-- Excerpted passage start --

-----Original Message----- From: Michel Py [mailto:michel@arneill-py.sacramento.ca.us] Sent: Thursday, July 31, 2003 12:16 PM To: Jeroen Massar Cc: nanog@merit.edu Subject: RE: North America not interested in IP V6
Jeroen Massar wrote: It has a timeline (slides 47-50) showing the US falling behind for at least 3 years... come on US show what you are good for :)
Show me where there is money to make with IPv6 first :-) There are some exceptions, but here v6 is somehow like ISDN: I Still Don't Need.
Michel.
Christian Huitema of Microsoft presented on IPv6 at our Catalyst conference last month. He noted that Microsoft had a very difficult time creating xBox live due to issues with IPv4/NAT, which is one of the reasons they are pushing for IPv6 as the basis for future collaborative/peer-to-peer applications (for example, 3degrees). I believe Sony is also IPv6 enabling their products for the same reason. For these services to truly scale you've got be able to have true peer-to-peer computing. Right now, I'm not able to directly connect to my neighbor's computer to play a game if we are both on home LANs. I'm not able to directly connect to my PC at home when I'm on the road. I can't accept incoming phone calls to my netmeeting client without static configuration of my NAT gateway (same for an IP softphone). It would be a configuration nightmare to get four Vonage phones each with their own phone number. Christian provided a wonderful demonstration of a future interactive video application that would be difficult to scale if proxy/NAT services got in the way. There are lots of things that just don't work, and lots of opportunities for making money with IPv6. My own personal opinion is that over the next 5-10 year everything will come out of the box with IPv6 capabilities, making it fairly straightforward to turn on. I doubt we'll see much acceptance in the enterprise space before then, but there are significant opportunities to bring additional services into the home and serve those on home networks if we can eliminate NAT. As one person noted in response to Christian's speech. If there is no addressing shortage, why do I have to pay $75 a month for a DSL connection with a static IP address when a floating IP address only costs me $40 per month? Just my .02c irwin
On Thu, Jul 31, 2003 at 11:02:14AM -0600, Irwin Lazar quacked:
As one person noted in response to Christian's speech. If there is no addressing shortage, why do I have to pay $75 a month for a DSL connection with a static IP address when a floating IP address only costs me $40 per month?
I think there are two parts to the answer. a) DHCP'ing everyone is just easier. b) Why do you pay less for a flight with a saturday night stopover? - Market segmentation. People with static addresses usually want to do things like run servers, and are probably willing to pay for the privilege. -Dave -- work: dga@lcs.mit.edu me: dga@pobox.com MIT Laboratory for Computer Science http://www.angio.net/ I do not accept unsolicited commercial email. Do not spam me.

-- Excerpted passage end --

Given problem A
Count the lines of the records that contain the string "pordoi", treating uppercase and lowercase as different. Give only the number.
The records that follow are unrelated to the IPv6 mailing-list thread above.

-- Recorded information start --

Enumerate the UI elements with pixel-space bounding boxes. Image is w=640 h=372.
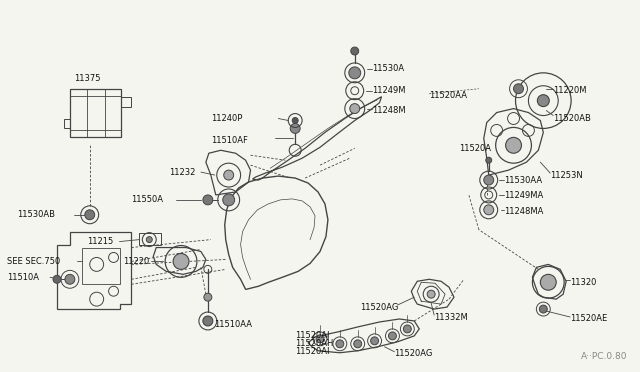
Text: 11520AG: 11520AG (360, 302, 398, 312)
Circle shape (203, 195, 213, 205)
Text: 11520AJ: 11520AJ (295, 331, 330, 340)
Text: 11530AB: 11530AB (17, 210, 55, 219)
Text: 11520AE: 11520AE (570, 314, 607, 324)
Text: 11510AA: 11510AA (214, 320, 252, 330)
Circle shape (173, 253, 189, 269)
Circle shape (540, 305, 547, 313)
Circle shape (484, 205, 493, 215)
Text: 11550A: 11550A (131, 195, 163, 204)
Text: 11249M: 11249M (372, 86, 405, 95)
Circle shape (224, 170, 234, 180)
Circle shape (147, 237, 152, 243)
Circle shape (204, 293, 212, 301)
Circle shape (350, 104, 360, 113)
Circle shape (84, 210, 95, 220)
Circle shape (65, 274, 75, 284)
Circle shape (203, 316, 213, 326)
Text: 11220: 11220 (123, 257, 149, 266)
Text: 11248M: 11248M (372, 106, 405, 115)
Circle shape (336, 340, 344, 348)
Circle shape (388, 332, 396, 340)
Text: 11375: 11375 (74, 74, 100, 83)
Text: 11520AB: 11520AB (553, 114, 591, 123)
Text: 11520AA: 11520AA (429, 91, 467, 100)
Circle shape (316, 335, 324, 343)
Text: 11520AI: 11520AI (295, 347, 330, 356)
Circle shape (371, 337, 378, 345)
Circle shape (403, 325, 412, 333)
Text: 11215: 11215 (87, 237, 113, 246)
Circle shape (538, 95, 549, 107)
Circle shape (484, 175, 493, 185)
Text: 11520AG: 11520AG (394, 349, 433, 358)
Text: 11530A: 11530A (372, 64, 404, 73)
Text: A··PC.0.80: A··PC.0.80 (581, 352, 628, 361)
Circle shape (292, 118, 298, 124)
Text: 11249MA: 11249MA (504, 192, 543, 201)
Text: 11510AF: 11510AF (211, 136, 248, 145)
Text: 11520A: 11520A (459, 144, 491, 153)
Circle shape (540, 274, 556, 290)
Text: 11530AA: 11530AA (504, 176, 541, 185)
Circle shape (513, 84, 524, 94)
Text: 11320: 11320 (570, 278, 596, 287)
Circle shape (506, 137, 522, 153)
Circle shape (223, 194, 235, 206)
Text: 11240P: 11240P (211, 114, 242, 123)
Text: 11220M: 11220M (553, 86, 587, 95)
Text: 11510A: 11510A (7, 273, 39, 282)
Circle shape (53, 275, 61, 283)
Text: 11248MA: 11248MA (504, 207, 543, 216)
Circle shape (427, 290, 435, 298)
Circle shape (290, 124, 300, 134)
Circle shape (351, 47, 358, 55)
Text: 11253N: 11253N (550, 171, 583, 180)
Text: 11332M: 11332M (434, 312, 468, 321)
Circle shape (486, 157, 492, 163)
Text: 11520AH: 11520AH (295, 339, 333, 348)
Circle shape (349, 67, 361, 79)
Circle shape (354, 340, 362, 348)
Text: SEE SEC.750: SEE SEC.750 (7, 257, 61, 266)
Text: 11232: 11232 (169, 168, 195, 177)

-- Recorded information end --
-- Recorded information start --

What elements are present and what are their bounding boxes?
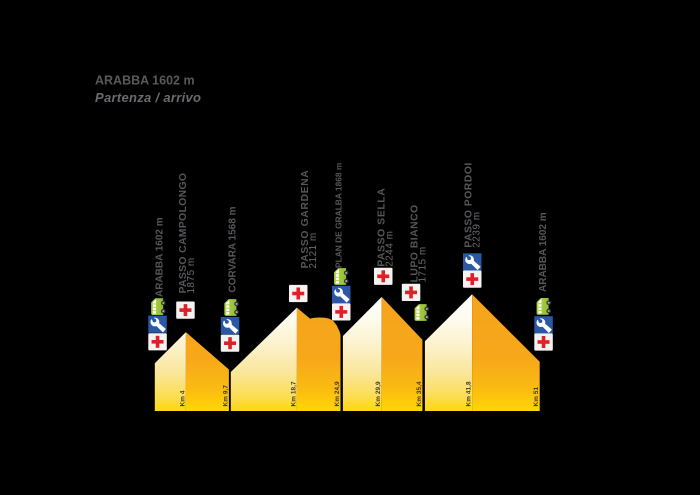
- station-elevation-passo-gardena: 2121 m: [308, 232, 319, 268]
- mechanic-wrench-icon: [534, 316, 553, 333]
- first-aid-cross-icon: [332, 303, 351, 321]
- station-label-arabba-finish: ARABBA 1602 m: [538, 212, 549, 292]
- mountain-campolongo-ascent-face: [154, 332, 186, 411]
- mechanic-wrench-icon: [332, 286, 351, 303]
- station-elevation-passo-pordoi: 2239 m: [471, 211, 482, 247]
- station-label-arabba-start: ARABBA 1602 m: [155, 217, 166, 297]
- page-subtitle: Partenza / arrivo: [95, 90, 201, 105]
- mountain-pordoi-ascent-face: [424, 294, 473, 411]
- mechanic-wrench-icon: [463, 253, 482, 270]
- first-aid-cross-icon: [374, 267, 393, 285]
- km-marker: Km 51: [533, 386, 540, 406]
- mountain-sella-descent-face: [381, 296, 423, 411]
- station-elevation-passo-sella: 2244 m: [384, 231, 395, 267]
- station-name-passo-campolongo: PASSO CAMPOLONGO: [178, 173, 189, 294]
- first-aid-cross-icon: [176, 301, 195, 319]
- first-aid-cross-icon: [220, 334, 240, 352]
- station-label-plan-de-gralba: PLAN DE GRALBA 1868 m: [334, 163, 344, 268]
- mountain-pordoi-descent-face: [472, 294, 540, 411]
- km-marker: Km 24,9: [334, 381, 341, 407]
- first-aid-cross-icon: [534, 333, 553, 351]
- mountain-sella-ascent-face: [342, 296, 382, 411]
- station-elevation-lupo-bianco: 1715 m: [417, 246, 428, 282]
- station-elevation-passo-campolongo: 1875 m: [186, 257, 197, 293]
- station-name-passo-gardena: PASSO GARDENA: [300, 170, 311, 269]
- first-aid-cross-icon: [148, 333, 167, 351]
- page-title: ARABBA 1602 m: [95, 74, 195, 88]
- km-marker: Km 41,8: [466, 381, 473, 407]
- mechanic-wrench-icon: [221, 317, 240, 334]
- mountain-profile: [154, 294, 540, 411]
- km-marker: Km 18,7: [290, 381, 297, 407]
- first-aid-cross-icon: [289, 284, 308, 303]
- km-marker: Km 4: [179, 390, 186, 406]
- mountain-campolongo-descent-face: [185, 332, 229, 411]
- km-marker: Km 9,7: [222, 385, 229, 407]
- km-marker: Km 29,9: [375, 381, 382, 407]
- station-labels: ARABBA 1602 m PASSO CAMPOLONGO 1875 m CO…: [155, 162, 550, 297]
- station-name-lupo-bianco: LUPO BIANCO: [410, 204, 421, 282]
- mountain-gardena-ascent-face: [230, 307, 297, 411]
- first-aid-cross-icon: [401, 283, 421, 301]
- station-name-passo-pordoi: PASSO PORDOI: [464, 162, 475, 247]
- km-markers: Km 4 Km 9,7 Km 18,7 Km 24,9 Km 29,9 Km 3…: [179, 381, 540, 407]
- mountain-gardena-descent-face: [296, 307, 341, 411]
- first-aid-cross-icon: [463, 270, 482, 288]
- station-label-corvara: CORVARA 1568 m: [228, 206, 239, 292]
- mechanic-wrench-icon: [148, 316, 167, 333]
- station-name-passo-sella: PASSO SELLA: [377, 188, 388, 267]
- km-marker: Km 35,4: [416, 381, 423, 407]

-- Recorded information end --

Given problem B
Extend the IPv6 mailing-list thread by writing what comes next after its final message.

Exercise answer A
4

Exercise answer B
David G. Andersen wrote:
b) Why do you pay less for a flight with a saturday night stopover? - Market segmentation. People with static addresses usually want to do things like run servers, and are probably willing to pay for the privilege.
And by paying for it, they subsidize the bandwidth used by others. Do people really think 1.5Mb/s is only $40/mo? Ha! -Jack
DGA> Date: Thu, 31 Jul 2003 13:10:20 -0400 DGA> From: David G. Andersen DGA> a) DHCP'ing everyone is just easier. Assign unchanging IP address based on MAC address. Done/done. Eddy -- Brotsman & Dreger, Inc. - EverQuick Internet Division Bandwidth, consulting, e-commerce, hosting, and network building Phone: +1 785 865 5885 Lawrence and [inter]national Phone: +1 316 794 8922 Wichita _________________________________________________________________ DO NOT send mail to the following addresses : blacklist@brics.com -or- alfra@intc.net -or- curbjmp@intc.net Sending mail to spambait addresses is a great way to get blocked.
DGA> Date: Thu, 31 Jul 2003 13:10:20 -0400 DGA> From: David G. Andersen
DGA> a) DHCP'ing everyone is just easier.
Assign unchanging IP address based on MAC address. Done/done.
And quadrupple your techsupport costs? Thanks, but no thanks. Alex
[E.B. Dreger writes]
Assign unchanging IP address based on MAC address. Done/done.
* alex@yuriev.com (alex@yuriev.com) [Sat 02 Aug 2003, 20:28 CEST]:
And quadrupple your techsupport costs? Thanks, but no thanks.
For always assigning the same IP address to a customer? Why would this increase support costs? customer: "I keep getting the same IP address if I click on release/renew!" support: "Yes, that's how it's supposed to work with our systems." customer: "Oh, ok *click*" -- Niels.
On Sat, 2 Aug 2003, Niels Bakker wrote:
[E.B. Dreger writes]
Assign unchanging IP address based on MAC address. Done/done.
* alex@yuriev.com (alex@yuriev.com) [Sat 02 Aug 2003, 20:28 CEST]:
And quadrupple your techsupport costs? Thanks, but no thanks.
For always assigning the same IP address to a customer? Why would this increase support costs?
especially done via dhcp... you could probably even automate getting new ips from a dynamic pool and slapping them into permanent assignments.
On Sat, Aug 02, 2003 at 07:10:38PM +0000, Christopher L. Morrow wrote:
On Sat, 2 Aug 2003, Niels Bakker wrote:
[E.B. Dreger writes]
Assign unchanging IP address based on MAC address. Done/done.
* alex@yuriev.com (alex@yuriev.com) [Sat 02 Aug 2003, 20:28 CEST]:
And quadrupple your techsupport costs? Thanks, but no thanks.
For always assigning the same IP address to a customer? Why would this increase support costs?
especially done via dhcp... you could probably even automate getting new ips from a dynamic pool and slapping them into permanent assignments.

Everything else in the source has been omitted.